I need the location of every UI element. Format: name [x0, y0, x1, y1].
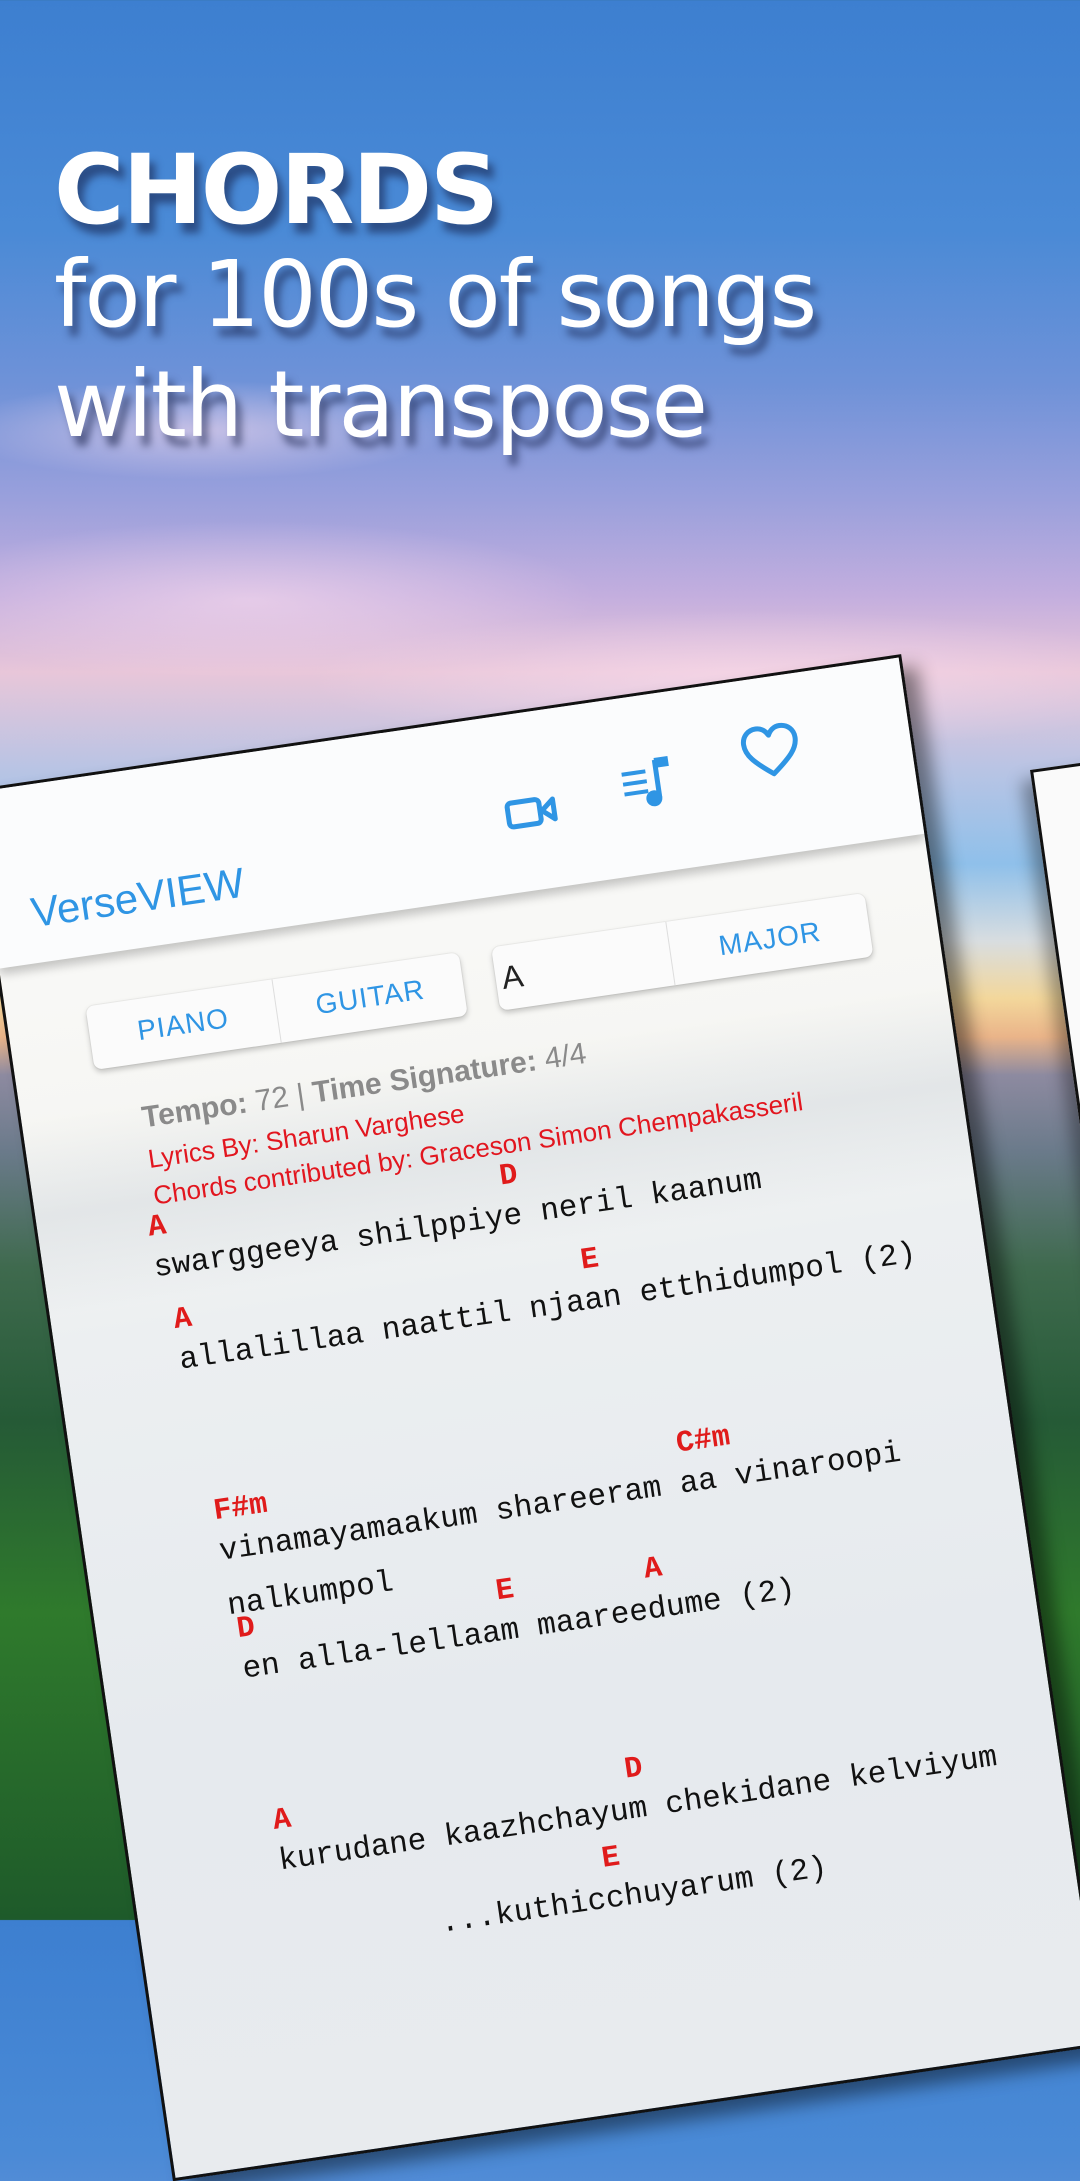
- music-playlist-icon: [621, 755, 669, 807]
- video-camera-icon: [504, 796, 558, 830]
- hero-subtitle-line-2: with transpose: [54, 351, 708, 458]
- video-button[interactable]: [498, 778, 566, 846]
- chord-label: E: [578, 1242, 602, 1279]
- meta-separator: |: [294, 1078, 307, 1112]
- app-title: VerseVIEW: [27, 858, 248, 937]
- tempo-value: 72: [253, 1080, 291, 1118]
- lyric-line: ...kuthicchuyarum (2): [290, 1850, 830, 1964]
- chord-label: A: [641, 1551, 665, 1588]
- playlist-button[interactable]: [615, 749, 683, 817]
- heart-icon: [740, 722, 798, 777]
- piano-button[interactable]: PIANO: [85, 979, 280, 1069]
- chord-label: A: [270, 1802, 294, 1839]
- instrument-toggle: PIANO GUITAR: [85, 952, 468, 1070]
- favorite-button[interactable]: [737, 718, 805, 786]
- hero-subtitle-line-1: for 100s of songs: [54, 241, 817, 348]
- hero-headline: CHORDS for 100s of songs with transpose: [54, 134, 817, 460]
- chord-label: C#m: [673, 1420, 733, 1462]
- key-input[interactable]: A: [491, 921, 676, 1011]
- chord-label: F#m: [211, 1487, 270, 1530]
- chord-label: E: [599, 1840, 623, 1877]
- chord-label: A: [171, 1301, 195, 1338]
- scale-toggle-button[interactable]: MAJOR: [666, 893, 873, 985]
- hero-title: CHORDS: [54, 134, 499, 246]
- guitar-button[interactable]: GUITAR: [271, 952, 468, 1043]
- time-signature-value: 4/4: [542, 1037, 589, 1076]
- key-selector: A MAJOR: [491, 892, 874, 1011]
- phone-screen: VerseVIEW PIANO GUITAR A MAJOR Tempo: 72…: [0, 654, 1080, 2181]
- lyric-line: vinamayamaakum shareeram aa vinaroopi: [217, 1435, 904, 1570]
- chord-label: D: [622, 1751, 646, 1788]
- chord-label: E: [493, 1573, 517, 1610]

---

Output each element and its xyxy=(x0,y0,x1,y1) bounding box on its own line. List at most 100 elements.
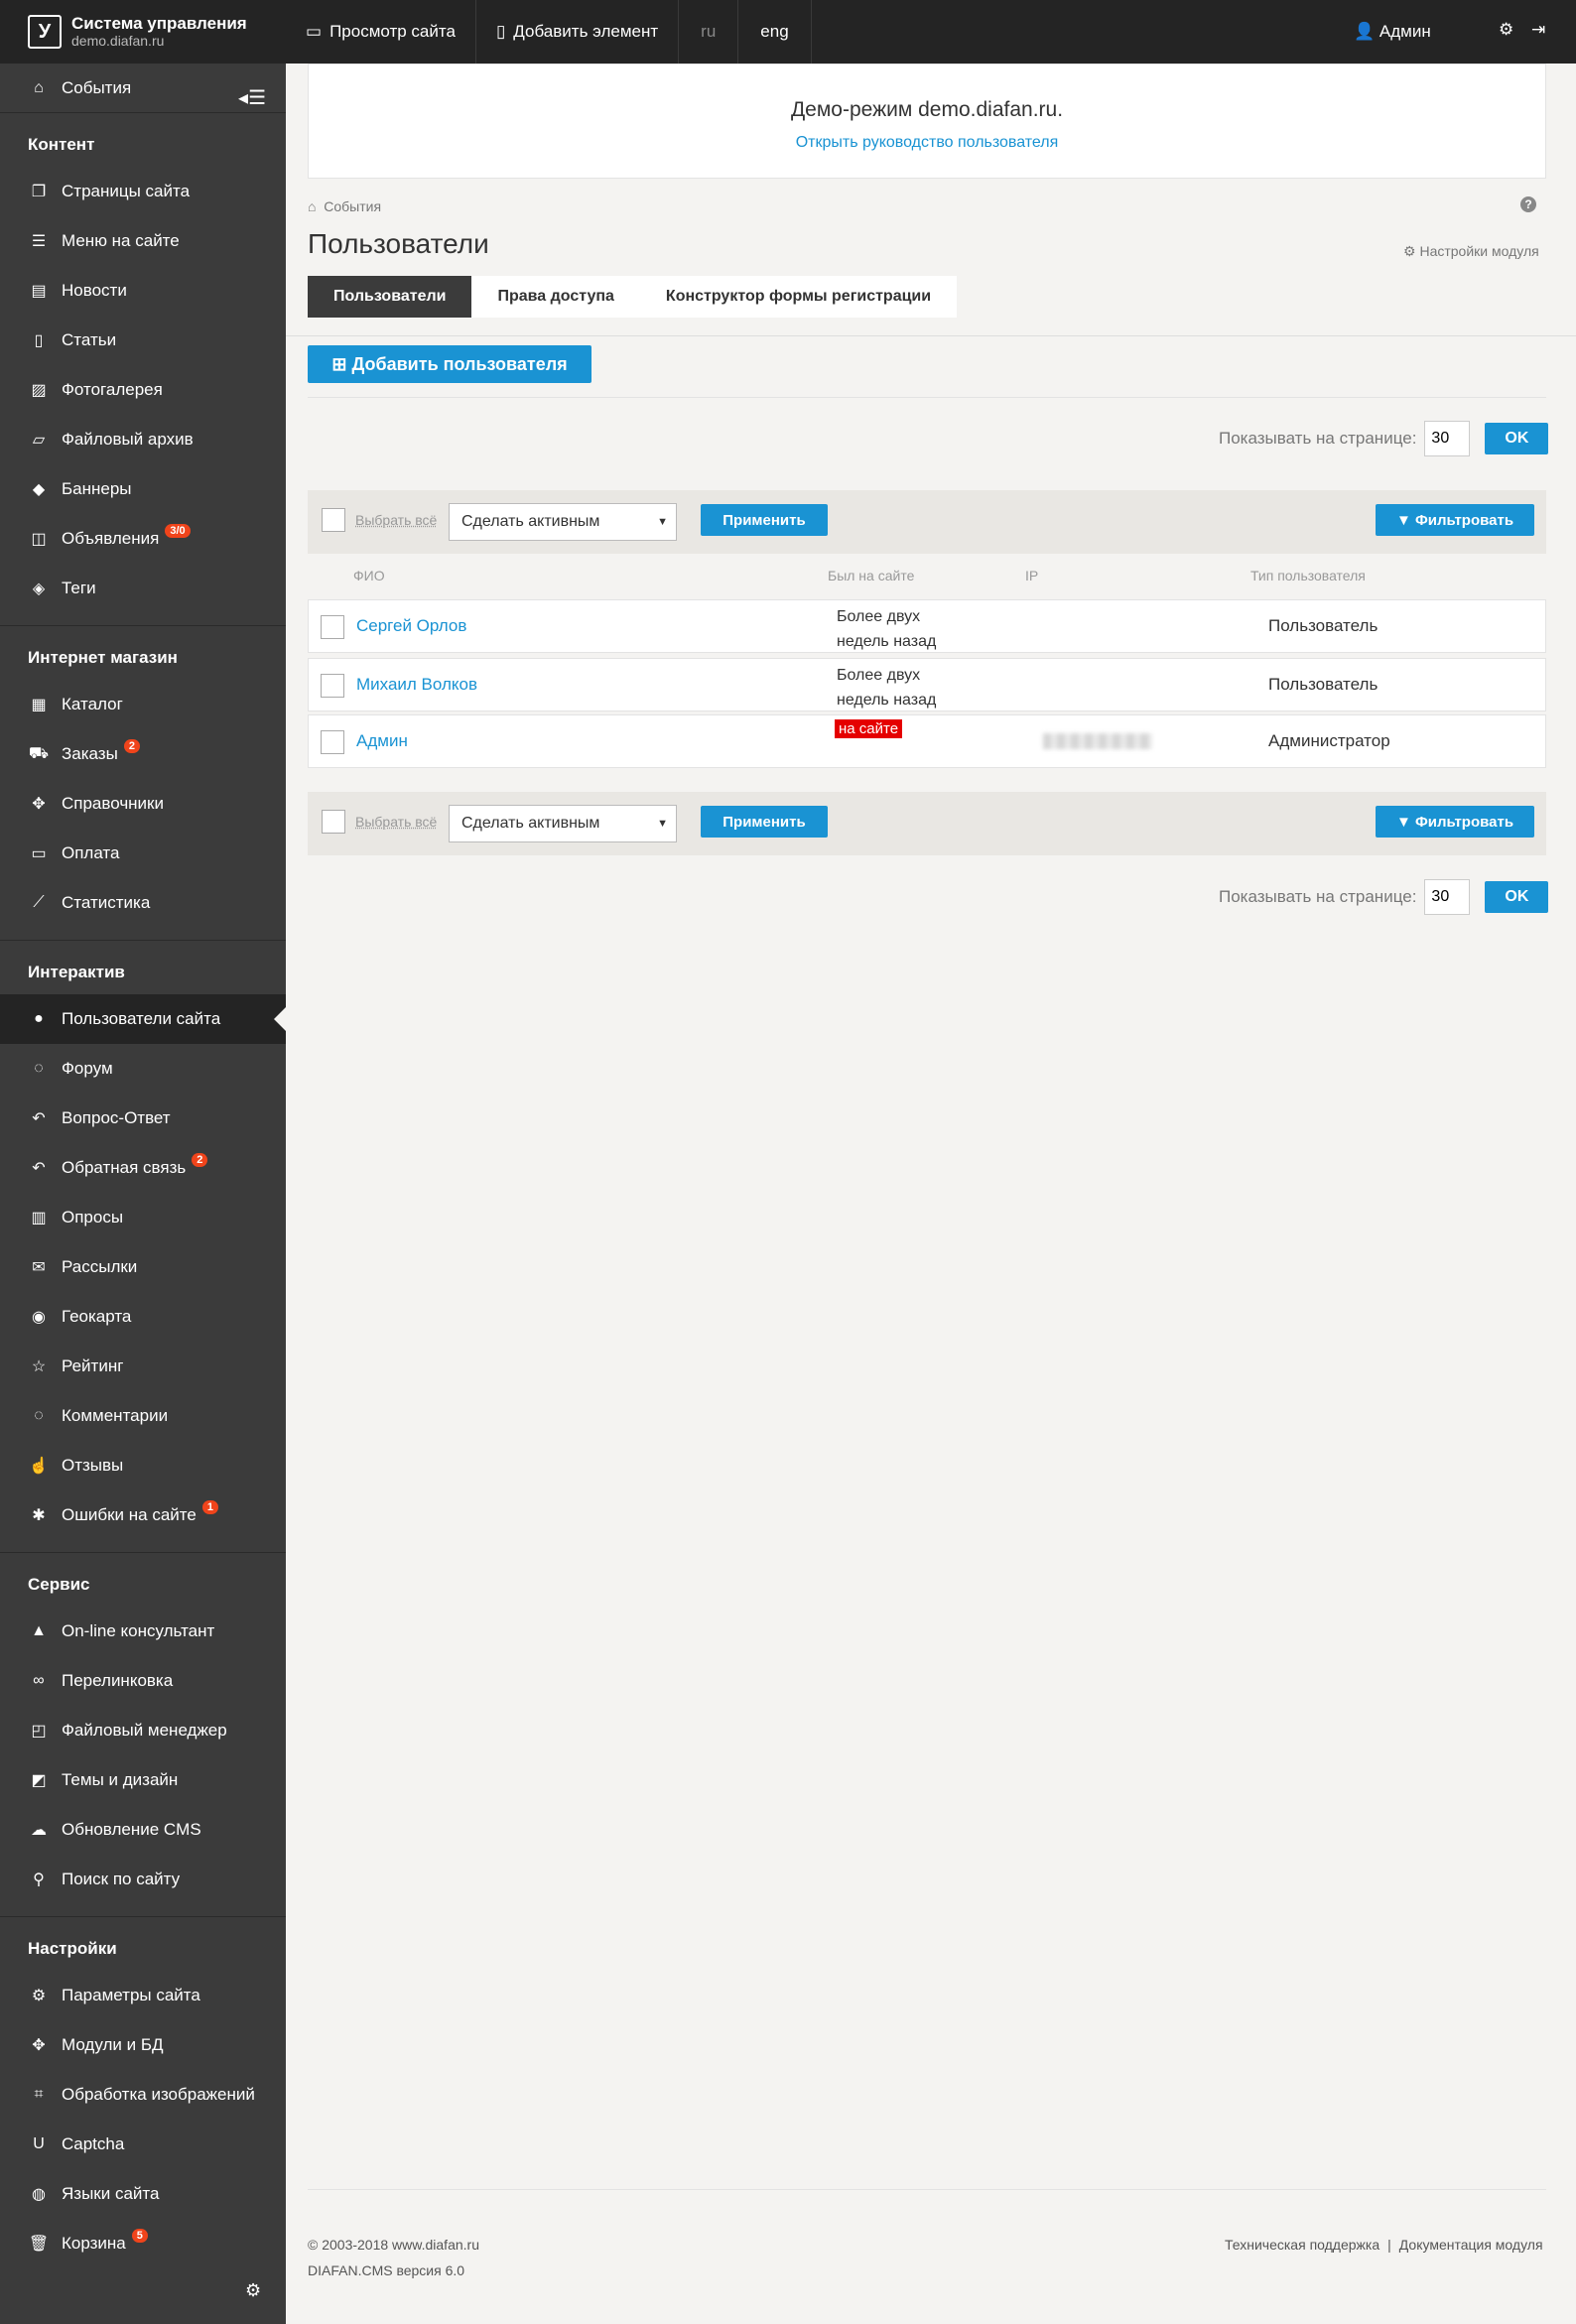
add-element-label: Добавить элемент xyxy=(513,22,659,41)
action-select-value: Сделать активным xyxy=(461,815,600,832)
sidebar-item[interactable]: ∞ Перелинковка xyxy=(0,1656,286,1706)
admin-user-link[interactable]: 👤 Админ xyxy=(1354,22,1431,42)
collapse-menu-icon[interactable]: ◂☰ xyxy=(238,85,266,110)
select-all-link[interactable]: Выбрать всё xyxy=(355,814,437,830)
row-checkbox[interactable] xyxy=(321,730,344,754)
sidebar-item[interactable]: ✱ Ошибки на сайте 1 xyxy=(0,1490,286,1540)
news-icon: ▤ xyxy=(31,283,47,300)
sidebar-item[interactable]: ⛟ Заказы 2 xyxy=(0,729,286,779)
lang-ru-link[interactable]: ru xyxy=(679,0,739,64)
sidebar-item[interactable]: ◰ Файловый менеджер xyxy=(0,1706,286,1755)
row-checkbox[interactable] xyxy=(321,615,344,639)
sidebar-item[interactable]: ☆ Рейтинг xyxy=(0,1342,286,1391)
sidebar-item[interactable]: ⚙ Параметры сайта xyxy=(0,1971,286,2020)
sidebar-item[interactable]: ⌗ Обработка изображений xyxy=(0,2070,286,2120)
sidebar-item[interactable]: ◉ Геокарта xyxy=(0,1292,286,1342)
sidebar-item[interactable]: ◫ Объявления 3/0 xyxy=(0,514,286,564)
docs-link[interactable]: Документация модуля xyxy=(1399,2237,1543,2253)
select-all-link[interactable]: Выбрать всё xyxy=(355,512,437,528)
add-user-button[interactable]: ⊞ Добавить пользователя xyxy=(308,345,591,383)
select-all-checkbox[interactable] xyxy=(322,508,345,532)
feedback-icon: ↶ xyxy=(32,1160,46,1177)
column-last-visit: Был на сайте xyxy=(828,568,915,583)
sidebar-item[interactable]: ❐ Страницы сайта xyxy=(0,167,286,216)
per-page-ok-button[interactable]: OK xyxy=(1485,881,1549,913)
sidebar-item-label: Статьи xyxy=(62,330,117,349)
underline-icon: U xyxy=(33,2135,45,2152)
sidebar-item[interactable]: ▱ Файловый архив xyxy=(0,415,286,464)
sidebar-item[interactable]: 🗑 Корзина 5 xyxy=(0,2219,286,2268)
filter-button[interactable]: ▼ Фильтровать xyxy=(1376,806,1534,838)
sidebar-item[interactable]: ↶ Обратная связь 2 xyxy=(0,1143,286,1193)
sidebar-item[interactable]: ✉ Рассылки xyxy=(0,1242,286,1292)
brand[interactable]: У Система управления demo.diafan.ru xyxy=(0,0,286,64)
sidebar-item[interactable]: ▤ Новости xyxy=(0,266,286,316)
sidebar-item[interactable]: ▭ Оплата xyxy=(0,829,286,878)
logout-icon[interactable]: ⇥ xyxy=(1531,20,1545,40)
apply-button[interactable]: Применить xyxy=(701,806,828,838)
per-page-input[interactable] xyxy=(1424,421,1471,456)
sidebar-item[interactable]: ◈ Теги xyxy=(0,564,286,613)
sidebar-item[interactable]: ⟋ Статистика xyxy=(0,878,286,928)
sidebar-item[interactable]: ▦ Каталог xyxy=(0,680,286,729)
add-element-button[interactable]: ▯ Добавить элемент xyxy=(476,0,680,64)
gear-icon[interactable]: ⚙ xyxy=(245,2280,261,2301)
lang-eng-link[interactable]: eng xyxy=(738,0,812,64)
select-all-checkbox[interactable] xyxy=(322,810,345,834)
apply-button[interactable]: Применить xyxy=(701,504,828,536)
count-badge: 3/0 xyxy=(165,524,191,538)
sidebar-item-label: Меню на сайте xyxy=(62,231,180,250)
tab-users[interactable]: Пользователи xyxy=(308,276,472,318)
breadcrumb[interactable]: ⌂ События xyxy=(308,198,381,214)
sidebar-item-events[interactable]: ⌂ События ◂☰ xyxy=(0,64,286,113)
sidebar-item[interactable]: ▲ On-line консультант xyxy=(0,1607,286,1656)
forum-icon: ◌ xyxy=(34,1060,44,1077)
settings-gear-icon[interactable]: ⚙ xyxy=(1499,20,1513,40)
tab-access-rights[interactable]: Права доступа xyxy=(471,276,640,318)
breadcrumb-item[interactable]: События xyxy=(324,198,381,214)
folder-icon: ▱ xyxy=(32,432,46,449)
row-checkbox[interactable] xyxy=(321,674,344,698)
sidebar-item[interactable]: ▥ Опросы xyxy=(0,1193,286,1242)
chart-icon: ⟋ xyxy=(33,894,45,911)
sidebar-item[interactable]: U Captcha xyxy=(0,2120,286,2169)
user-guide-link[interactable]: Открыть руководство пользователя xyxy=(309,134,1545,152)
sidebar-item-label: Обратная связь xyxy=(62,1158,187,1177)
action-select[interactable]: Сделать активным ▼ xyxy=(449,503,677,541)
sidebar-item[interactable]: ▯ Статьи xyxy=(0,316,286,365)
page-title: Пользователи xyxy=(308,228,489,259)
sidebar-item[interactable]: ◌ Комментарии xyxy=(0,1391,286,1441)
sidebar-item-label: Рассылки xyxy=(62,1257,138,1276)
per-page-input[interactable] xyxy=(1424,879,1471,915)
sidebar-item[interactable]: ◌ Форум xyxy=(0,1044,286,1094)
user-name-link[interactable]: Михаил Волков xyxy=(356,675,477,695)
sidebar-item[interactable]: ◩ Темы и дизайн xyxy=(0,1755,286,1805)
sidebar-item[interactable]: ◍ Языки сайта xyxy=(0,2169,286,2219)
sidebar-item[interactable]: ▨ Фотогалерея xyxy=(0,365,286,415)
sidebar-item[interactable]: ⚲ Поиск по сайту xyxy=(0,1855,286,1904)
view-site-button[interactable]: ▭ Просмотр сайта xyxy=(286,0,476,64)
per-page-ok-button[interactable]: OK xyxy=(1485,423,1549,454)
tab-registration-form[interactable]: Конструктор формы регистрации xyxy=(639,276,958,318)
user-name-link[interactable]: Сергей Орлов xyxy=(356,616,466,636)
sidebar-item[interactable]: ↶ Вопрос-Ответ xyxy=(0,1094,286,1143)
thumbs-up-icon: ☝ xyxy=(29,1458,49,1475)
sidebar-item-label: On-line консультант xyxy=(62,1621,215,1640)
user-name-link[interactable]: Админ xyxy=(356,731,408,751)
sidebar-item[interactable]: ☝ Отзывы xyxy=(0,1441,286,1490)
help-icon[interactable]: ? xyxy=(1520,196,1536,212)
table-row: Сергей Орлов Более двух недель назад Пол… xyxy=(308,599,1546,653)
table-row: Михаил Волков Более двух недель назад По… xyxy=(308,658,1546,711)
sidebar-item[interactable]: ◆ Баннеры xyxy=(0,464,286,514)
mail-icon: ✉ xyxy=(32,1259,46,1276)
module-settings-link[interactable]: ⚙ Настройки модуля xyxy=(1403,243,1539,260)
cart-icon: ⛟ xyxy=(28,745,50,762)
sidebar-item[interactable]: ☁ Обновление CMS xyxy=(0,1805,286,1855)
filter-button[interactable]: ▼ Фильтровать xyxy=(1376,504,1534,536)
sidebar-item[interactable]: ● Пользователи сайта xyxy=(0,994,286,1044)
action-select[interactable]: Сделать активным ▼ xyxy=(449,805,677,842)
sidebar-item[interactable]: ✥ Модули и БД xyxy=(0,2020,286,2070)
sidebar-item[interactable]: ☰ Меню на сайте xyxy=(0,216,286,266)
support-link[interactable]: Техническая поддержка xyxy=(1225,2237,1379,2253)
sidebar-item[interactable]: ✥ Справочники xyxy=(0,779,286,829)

---

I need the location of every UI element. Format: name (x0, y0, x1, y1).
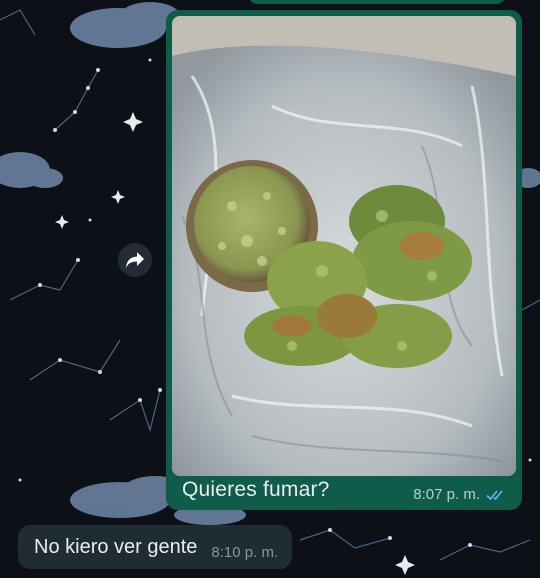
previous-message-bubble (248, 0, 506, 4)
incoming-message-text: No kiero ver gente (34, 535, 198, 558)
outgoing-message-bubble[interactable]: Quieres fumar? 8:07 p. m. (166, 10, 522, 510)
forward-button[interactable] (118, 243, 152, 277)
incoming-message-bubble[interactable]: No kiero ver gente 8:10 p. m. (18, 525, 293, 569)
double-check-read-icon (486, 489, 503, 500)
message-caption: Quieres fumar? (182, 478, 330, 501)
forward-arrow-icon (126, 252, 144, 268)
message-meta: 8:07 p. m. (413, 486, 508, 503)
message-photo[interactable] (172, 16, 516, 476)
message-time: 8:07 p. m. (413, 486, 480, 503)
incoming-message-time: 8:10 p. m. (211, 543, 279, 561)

### YOUR OBJECTIVE:
Pull out the lines from the one containing "- music-playlist-icon: [621, 755, 669, 807]" through the one containing "- app-title: VerseVIEW: [27, 858, 248, 937]", inclusive, and reproduce them verbatim.

### ANSWER TO THIS TASK:
- music-playlist-icon: [621, 755, 669, 807]
- video-camera-icon: [504, 796, 558, 830]
- hero-subtitle-line-2: with transpose: [54, 351, 708, 458]
- video-button[interactable]: [498, 778, 566, 846]
- chord-label: E: [578, 1242, 602, 1279]
- meta-separator: |: [294, 1078, 307, 1112]
- app-title: VerseVIEW: [27, 858, 248, 937]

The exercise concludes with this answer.